### Work to be completed
Using the data below, copy every line that contains the word "Rocks".

[START OF Input data]

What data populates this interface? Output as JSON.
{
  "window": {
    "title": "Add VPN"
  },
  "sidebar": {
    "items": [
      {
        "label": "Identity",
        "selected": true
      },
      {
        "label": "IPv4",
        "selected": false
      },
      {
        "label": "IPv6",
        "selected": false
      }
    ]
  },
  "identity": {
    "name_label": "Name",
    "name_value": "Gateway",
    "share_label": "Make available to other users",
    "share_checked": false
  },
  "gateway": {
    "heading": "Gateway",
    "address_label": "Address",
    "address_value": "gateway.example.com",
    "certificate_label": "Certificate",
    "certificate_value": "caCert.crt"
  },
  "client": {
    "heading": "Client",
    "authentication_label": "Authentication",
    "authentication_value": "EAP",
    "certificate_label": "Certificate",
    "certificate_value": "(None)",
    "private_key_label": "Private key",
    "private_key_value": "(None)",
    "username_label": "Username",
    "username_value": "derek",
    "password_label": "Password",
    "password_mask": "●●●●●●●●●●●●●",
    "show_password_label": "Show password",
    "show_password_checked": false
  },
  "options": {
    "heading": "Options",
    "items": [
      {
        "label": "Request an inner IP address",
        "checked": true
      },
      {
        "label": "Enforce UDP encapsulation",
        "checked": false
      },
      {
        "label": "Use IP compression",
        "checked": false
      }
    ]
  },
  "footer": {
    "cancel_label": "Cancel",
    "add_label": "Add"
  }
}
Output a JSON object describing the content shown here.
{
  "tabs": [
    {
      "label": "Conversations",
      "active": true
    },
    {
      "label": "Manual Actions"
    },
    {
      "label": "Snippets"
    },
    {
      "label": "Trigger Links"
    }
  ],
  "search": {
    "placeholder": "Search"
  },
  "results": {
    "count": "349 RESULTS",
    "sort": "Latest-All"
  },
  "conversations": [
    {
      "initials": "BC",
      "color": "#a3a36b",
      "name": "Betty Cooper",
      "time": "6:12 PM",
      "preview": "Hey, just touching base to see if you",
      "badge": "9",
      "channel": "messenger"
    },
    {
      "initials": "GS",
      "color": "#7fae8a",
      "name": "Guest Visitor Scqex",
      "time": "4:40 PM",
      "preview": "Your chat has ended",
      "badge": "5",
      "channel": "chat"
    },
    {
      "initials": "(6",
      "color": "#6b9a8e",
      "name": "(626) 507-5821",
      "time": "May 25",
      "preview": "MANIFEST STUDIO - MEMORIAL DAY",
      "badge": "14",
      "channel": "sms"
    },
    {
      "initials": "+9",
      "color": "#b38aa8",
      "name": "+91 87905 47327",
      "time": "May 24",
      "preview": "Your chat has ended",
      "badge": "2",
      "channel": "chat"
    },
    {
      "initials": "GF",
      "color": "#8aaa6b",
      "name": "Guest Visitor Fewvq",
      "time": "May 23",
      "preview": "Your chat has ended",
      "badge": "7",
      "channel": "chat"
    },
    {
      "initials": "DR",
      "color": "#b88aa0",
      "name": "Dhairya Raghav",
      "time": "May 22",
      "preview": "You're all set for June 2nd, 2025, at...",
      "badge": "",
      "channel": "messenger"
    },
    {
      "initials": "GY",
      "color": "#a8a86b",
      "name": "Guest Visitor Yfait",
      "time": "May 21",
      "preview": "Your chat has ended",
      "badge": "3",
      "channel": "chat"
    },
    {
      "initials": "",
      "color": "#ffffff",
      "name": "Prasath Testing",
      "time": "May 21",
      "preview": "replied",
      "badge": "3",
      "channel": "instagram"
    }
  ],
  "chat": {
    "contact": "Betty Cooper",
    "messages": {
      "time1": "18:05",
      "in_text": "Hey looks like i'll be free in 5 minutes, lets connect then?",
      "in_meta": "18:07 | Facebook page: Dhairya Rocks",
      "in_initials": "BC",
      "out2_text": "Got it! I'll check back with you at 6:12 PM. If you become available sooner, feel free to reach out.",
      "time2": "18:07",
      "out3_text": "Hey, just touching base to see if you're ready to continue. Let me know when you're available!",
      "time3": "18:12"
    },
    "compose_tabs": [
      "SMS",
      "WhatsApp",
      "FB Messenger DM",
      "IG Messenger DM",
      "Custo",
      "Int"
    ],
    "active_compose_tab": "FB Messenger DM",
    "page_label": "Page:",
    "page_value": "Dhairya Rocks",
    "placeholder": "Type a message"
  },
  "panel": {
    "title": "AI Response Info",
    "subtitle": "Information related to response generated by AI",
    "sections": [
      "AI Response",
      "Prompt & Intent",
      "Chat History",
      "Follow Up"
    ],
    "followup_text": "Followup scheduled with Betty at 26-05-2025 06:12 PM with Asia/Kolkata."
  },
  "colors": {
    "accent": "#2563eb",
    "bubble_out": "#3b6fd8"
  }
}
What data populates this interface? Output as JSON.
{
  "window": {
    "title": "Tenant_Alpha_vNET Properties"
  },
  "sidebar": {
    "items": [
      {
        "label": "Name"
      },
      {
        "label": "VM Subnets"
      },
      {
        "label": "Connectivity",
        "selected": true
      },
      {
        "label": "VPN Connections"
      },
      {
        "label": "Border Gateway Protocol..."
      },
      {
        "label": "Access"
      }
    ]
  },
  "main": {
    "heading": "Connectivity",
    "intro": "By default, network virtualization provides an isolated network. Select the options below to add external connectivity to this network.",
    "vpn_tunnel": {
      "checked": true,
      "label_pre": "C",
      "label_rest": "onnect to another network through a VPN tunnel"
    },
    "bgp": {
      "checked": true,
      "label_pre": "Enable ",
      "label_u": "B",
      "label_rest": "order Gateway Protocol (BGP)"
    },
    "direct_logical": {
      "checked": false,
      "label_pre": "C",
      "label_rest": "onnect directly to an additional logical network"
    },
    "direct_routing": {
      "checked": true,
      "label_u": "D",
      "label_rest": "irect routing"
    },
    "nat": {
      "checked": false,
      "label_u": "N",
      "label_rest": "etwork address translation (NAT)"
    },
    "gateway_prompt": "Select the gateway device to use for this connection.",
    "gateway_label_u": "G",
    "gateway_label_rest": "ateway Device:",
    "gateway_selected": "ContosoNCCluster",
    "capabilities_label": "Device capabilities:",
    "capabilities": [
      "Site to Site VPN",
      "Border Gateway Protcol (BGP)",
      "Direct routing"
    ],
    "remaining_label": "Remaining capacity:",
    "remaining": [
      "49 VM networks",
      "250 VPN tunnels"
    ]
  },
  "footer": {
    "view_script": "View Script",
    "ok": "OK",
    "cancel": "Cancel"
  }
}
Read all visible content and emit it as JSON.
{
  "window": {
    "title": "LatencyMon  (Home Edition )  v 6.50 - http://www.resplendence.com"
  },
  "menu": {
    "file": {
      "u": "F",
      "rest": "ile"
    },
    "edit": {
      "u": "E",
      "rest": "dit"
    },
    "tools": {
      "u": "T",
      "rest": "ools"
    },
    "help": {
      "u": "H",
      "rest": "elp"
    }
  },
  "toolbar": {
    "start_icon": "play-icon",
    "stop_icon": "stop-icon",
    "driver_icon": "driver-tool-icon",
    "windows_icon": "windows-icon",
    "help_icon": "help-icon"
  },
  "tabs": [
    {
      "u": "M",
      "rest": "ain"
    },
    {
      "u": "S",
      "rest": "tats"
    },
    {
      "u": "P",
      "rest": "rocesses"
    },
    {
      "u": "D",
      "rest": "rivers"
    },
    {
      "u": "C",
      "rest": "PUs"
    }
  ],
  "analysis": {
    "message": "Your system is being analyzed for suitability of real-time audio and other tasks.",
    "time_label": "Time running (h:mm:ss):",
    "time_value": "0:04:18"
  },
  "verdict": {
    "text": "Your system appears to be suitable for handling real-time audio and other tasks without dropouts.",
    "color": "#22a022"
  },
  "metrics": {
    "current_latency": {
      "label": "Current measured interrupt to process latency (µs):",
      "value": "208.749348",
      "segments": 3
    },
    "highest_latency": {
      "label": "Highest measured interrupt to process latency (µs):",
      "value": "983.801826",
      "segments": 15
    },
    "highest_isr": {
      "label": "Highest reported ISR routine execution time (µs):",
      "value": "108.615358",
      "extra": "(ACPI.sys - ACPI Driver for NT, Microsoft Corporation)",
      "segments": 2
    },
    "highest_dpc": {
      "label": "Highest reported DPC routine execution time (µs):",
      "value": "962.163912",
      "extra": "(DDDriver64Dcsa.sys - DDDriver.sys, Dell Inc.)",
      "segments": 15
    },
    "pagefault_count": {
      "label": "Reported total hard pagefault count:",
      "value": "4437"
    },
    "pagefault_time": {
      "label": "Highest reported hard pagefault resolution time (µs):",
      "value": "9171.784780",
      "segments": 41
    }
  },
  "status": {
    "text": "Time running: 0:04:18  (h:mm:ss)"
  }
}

[END OF Input data]

### Exercise solution
      "in_meta": "18:07 | Facebook page: Dhairya Rocks",
    "page_value": "Dhairya Rocks",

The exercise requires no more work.